__Work instructions__. Could you copy every line from the material below in which "числе" appears?

__Records for this task__.
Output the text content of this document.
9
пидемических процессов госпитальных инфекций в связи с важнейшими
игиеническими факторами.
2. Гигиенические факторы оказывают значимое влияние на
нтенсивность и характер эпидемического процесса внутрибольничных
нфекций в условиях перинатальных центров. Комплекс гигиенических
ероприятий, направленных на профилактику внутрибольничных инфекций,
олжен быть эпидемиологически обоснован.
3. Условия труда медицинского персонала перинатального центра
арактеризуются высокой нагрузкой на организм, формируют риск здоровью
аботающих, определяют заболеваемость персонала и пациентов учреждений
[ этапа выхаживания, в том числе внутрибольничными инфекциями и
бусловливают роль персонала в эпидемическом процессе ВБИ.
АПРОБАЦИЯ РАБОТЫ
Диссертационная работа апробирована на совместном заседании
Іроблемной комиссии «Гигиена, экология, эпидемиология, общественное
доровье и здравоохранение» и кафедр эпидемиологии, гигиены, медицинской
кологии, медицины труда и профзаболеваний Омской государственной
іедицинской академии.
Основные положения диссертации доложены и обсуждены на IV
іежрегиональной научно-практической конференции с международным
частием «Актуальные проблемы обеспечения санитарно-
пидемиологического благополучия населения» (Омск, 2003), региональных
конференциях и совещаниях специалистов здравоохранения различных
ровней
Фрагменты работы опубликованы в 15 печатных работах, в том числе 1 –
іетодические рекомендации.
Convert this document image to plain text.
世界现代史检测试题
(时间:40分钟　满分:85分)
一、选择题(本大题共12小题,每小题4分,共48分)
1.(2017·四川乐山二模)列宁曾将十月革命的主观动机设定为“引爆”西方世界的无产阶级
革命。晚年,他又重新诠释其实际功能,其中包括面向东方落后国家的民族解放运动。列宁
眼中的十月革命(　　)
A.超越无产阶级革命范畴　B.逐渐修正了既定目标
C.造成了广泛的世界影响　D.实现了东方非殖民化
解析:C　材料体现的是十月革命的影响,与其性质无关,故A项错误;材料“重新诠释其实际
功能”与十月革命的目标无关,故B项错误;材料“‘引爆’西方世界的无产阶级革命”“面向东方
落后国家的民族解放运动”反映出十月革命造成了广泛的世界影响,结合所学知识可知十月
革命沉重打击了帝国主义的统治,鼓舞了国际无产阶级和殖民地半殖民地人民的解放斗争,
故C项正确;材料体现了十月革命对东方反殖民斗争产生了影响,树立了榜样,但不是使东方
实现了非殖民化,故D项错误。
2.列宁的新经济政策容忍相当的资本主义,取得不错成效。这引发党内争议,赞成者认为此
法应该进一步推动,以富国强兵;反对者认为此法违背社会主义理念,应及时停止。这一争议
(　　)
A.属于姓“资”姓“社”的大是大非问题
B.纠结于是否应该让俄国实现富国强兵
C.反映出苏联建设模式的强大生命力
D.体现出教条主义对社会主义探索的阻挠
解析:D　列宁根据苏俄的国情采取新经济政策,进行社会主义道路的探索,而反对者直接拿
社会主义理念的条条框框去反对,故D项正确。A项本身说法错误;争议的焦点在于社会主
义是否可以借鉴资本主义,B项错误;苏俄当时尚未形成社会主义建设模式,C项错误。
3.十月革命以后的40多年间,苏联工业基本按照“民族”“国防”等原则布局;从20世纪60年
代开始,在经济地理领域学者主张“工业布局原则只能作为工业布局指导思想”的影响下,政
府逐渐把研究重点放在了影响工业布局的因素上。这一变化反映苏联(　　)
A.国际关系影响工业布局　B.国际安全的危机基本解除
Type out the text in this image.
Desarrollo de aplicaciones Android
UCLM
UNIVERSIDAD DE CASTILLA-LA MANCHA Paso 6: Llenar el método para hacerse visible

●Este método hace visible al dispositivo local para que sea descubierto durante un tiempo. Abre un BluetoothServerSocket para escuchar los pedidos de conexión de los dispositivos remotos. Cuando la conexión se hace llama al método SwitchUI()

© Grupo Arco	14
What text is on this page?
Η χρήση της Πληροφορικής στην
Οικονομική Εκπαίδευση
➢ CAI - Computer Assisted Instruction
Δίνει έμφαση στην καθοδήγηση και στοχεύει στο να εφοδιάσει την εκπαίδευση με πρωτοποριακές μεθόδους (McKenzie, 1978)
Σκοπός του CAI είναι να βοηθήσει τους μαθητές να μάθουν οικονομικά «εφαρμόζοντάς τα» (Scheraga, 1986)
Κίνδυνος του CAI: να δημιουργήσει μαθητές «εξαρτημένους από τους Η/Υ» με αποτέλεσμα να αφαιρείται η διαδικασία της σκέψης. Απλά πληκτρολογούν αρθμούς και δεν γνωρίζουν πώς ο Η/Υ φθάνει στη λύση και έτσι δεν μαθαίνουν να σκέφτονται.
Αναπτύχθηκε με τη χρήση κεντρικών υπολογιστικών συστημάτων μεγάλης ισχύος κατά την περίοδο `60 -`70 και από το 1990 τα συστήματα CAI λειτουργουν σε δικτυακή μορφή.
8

__Solution to this task__.
[ этапа выхаживания, в том числе внутрибольничными инфекциями и
Фрагменты работы опубликованы в 15 печатных работах, в том числе 1 –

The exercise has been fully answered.